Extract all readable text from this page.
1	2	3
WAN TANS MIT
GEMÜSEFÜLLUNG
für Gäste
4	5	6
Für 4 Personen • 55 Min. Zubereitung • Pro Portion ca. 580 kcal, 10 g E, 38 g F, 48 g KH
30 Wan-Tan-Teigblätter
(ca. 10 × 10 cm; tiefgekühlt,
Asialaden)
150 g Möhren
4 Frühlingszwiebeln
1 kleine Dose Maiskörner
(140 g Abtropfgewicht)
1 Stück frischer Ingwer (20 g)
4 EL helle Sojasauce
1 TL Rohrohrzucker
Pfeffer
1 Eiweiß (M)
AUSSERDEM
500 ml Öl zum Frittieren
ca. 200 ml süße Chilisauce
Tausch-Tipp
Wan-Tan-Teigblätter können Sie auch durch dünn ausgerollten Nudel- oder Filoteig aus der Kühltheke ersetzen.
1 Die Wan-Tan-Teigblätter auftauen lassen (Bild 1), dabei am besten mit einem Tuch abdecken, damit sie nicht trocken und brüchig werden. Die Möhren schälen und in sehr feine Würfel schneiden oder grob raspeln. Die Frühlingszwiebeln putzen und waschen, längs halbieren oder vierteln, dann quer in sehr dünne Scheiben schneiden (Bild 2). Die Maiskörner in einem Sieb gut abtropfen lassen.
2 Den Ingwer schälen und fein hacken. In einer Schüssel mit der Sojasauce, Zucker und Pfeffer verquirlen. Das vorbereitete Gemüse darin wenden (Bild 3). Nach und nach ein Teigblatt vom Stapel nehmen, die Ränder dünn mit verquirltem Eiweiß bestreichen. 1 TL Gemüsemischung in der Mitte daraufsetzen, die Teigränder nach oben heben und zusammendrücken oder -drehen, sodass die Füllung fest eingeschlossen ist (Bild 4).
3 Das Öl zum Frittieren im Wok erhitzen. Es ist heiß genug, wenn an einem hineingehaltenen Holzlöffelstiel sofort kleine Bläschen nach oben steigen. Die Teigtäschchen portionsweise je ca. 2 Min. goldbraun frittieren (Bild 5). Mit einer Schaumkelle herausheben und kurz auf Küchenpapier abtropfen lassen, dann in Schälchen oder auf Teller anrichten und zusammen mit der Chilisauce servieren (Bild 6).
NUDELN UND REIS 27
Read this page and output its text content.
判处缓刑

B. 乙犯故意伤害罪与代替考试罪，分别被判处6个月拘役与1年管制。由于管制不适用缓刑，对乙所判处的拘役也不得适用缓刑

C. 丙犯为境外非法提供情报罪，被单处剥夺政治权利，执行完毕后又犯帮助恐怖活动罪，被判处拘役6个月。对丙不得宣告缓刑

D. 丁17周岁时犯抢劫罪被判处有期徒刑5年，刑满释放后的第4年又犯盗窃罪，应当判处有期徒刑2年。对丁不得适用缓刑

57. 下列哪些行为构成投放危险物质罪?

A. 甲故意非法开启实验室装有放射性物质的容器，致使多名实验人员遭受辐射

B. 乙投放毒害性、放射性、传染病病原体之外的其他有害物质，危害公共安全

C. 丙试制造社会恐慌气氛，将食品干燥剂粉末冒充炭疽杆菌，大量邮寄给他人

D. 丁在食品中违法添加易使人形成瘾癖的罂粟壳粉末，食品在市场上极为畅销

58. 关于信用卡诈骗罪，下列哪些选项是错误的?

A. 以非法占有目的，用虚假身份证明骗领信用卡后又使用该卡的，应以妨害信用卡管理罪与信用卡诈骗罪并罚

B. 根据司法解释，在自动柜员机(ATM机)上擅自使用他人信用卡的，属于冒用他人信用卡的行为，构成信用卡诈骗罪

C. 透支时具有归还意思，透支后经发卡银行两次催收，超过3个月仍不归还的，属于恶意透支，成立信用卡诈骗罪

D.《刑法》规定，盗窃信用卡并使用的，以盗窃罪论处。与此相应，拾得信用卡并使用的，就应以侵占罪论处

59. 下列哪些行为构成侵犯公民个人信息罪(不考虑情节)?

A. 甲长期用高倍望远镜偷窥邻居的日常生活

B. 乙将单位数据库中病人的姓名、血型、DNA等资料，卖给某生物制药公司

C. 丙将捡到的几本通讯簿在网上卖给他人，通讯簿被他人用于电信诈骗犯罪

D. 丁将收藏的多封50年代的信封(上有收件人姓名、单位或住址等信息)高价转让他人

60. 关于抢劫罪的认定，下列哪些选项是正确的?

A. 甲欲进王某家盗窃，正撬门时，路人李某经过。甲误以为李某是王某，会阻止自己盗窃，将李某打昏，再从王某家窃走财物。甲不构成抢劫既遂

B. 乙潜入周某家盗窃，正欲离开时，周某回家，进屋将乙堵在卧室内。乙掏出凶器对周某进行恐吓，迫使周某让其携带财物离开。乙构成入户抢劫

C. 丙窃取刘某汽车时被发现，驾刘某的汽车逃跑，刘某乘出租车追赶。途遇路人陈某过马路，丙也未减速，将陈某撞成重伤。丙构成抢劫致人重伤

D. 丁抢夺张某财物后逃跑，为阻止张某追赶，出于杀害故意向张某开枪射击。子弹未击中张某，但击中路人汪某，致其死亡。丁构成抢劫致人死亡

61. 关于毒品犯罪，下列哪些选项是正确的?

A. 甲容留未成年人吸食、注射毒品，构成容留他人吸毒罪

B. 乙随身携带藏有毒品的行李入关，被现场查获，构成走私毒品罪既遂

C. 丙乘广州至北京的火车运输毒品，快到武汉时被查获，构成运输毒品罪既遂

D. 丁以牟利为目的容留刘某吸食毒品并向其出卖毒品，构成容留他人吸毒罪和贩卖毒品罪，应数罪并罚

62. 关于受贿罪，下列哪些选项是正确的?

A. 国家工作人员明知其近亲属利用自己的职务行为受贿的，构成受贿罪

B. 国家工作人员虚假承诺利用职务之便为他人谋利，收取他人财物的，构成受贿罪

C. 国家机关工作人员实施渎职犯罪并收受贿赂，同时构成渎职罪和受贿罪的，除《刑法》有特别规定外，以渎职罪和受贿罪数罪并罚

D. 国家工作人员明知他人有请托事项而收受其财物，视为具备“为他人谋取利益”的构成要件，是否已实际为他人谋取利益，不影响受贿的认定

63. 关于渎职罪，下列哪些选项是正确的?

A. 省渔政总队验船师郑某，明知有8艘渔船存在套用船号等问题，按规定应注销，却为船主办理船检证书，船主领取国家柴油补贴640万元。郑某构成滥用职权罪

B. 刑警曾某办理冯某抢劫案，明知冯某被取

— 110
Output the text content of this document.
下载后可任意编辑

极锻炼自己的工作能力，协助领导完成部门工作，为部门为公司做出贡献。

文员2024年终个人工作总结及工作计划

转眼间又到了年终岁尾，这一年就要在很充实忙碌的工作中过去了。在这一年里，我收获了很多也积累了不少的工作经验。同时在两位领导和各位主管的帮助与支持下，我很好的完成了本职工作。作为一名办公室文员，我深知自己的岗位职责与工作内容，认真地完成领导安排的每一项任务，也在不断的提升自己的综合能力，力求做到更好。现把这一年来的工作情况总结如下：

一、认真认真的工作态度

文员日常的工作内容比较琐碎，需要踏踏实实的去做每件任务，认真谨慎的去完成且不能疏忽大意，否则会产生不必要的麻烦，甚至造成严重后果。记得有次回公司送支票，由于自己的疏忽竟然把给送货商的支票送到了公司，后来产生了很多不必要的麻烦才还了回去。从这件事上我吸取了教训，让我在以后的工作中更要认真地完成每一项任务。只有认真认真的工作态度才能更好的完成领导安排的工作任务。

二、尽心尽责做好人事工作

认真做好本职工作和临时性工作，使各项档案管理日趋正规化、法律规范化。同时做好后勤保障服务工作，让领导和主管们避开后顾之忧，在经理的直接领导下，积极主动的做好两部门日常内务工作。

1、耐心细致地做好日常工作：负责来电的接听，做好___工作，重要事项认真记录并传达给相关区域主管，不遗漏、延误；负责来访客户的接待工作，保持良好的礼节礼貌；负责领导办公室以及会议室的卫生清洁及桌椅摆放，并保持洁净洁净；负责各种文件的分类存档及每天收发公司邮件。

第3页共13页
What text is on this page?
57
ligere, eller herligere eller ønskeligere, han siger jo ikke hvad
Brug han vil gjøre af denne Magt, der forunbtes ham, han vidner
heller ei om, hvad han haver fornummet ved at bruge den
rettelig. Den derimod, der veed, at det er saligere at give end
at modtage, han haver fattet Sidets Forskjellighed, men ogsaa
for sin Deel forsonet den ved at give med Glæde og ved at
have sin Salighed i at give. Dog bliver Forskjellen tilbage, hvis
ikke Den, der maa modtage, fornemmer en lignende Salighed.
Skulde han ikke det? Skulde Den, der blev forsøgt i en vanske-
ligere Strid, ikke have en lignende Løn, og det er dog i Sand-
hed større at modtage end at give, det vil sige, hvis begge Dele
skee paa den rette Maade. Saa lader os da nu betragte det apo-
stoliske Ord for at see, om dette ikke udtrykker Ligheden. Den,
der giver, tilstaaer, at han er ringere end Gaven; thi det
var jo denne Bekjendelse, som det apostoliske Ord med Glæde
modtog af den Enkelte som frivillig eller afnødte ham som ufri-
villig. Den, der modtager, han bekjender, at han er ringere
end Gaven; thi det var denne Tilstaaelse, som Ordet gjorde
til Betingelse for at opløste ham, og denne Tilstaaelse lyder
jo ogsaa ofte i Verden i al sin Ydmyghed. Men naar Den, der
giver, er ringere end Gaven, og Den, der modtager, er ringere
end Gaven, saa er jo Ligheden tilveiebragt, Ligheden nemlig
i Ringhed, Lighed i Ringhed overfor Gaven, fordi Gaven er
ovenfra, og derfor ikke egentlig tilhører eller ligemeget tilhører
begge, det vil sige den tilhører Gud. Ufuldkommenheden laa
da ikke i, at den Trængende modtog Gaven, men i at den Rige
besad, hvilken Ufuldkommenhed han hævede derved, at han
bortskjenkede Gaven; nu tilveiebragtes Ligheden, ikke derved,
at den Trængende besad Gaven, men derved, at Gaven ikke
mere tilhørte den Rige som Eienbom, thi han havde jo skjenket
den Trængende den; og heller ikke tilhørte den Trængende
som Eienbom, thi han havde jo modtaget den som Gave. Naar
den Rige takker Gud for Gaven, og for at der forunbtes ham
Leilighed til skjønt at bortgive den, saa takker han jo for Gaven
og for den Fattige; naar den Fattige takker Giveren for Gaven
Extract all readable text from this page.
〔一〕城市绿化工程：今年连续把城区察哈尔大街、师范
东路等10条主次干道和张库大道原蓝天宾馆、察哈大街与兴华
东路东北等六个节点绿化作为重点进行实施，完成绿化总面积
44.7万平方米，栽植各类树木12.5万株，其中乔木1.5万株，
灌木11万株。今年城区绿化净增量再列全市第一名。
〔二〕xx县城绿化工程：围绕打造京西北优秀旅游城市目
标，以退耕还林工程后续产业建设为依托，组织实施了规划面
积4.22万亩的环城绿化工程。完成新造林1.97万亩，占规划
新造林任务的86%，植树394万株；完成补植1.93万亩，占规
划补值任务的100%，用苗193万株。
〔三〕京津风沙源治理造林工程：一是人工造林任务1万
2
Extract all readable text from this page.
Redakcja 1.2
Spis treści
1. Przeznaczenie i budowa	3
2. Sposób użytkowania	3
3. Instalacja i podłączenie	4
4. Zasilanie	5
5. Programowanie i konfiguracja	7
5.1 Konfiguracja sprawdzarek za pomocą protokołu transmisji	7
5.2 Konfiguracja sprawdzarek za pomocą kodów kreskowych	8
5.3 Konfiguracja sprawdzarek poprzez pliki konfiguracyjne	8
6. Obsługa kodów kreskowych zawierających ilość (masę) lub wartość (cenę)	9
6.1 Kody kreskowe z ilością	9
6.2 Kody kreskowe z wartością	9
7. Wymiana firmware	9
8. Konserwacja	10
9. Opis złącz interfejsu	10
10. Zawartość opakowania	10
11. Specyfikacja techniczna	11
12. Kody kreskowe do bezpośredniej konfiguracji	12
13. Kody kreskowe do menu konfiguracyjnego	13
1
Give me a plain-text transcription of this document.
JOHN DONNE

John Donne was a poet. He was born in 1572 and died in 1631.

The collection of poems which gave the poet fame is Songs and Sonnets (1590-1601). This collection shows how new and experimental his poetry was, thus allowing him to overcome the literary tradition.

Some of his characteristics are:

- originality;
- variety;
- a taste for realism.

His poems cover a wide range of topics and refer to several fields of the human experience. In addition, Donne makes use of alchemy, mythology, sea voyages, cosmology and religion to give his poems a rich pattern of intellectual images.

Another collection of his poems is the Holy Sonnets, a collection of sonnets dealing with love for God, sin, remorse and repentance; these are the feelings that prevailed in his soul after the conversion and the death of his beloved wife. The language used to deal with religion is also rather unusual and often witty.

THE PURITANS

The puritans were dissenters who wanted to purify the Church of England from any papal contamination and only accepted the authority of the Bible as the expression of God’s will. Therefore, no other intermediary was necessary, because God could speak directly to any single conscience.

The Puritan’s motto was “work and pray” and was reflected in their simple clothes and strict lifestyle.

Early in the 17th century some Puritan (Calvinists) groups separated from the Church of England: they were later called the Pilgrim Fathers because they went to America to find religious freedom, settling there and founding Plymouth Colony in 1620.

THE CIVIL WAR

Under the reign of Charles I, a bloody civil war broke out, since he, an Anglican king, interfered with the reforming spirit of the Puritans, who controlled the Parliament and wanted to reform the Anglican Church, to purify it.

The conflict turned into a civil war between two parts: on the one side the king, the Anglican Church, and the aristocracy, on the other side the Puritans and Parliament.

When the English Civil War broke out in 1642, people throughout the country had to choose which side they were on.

### Your goal
Each line in the entries above that includes the string "begge" should be extracted.

### The completed task
hed større at modtage end at give, det vil sige, hvis begge Dele
begge, det vil sige den tilhører Gud. Ufuldkommenheden laa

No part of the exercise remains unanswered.